■ **EXERCISE INSTRUCTIONS**
Transcribe the material verbatim in full; the pictures do not belong in the copy.

■ **SOURCE RECORDS**
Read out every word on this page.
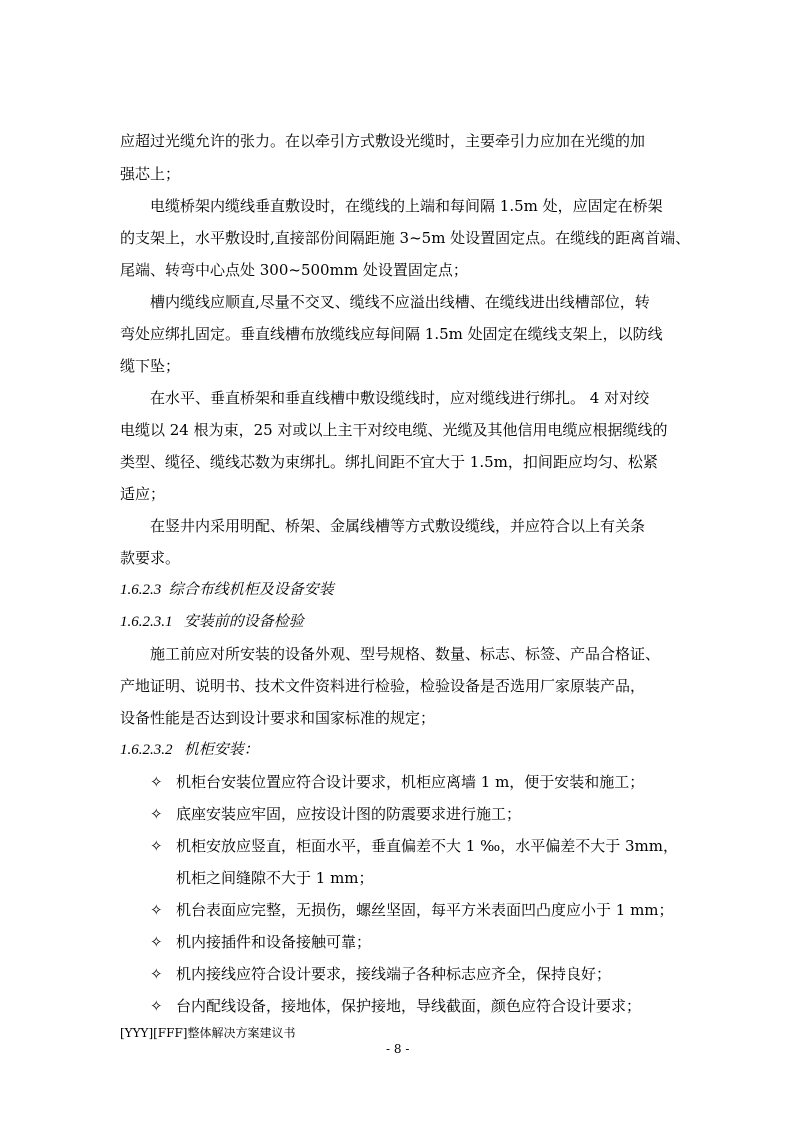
应超过光缆允许的张力。在以牵引方式敷设光缆时，主要牵引力应加在光缆的加
强芯上；
电缆桥架内缆线垂直敷设时，在缆线的上端和每间隔 1.5m 处，应固定在桥架
的支架上，水平敷设时,直接部份间隔距施 3~5m 处设置固定点。在缆线的距离首端、
尾端、转弯中心点处 300~500mm 处设置固定点；
槽内缆线应顺直,尽量不交叉、缆线不应溢出线槽、在缆线进出线槽部位，转
弯处应绑扎固定。垂直线槽布放缆线应每间隔 1.5m 处固定在缆线支架上，以防线
缆下坠；
在水平、垂直桥架和垂直线槽中敷设缆线时，应对缆线进行绑扎。 4 对对绞
电缆以 24 根为束，25 对或以上主干对绞电缆、光缆及其他信用电缆应根据缆线的
类型、缆径、缆线芯数为束绑扎。绑扎间距不宜大于 1.5m，扣间距应均匀、松紧
适应；
在竖井内采用明配、桥架、金属线槽等方式敷设缆线，并应符合以上有关条
款要求。
1.6.2.3 综合布线机柜及设备安装
1.6.2.3.1 安装前的设备检验
施工前应对所安装的设备外观、型号规格、数量、标志、标签、产品合格证、
产地证明、说明书、技术文件资料进行检验，检验设备是否选用厂家原装产品，
设备性能是否达到设计要求和国家标准的规定；
1.6.2.3.2 机柜安装：
✧ 机柜台安装位置应符合设计要求，机柜应离墙 1 m，便于安装和施工；
✧ 底座安装应牢固，应按设计图的防震要求进行施工；
✧ 机柜安放应竖直，柜面水平，垂直偏差不大 1 ‰，水平偏差不大于 3mm，
机柜之间缝隙不大于 1 mm；
✧ 机台表面应完整，无损伤，螺丝坚固，每平方米表面凹凸度应小于 1 mm；
✧ 机内接插件和设备接触可靠；
✧ 机内接线应符合设计要求，接线端子各种标志应齐全，保持良好；
✧ 台内配线设备，接地体，保护接地，导线截面，颜色应符合设计要求；
[YYY][FFF]整体解决方案建议书
- 8 -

■ **ANSWER TO THIS TASK**
Read out every word on this page.
应超过光缆允许的张力。在以牵引方式敷设光缆时，主要牵引力应加在光缆的加
强芯上；
电缆桥架内缆线垂直敷设时，在缆线的上端和每间隔 1.5m 处，应固定在桥架
的支架上，水平敷设时,直接部份间隔距施 3~5m 处设置固定点。在缆线的距离首端、
尾端、转弯中心点处 300~500mm 处设置固定点；
槽内缆线应顺直,尽量不交叉、缆线不应溢出线槽、在缆线进出线槽部位，转
弯处应绑扎固定。垂直线槽布放缆线应每间隔 1.5m 处固定在缆线支架上，以防线
缆下坠；
在水平、垂直桥架和垂直线槽中敷设缆线时，应对缆线进行绑扎。 4 对对绞
电缆以 24 根为束，25 对或以上主干对绞电缆、光缆及其他信用电缆应根据缆线的
类型、缆径、缆线芯数为束绑扎。绑扎间距不宜大于 1.5m，扣间距应均匀、松紧
适应；
在竖井内采用明配、桥架、金属线槽等方式敷设缆线，并应符合以上有关条
款要求。
1.6.2.3 综合布线机柜及设备安装
1.6.2.3.1 安装前的设备检验
施工前应对所安装的设备外观、型号规格、数量、标志、标签、产品合格证、
产地证明、说明书、技术文件资料进行检验，检验设备是否选用厂家原装产品，
设备性能是否达到设计要求和国家标准的规定；
1.6.2.3.2 机柜安装：
✧ 机柜台安装位置应符合设计要求，机柜应离墙 1 m，便于安装和施工；
✧ 底座安装应牢固，应按设计图的防震要求进行施工；
✧ 机柜安放应竖直，柜面水平，垂直偏差不大 1 ‰，水平偏差不大于 3mm，
机柜之间缝隙不大于 1 mm；
✧ 机台表面应完整，无损伤，螺丝坚固，每平方米表面凹凸度应小于 1 mm；
✧ 机内接插件和设备接触可靠；
✧ 机内接线应符合设计要求，接线端子各种标志应齐全，保持良好；
✧ 台内配线设备，接地体，保护接地，导线截面，颜色应符合设计要求；
[YYY][FFF]整体解决方案建议书
- 8 -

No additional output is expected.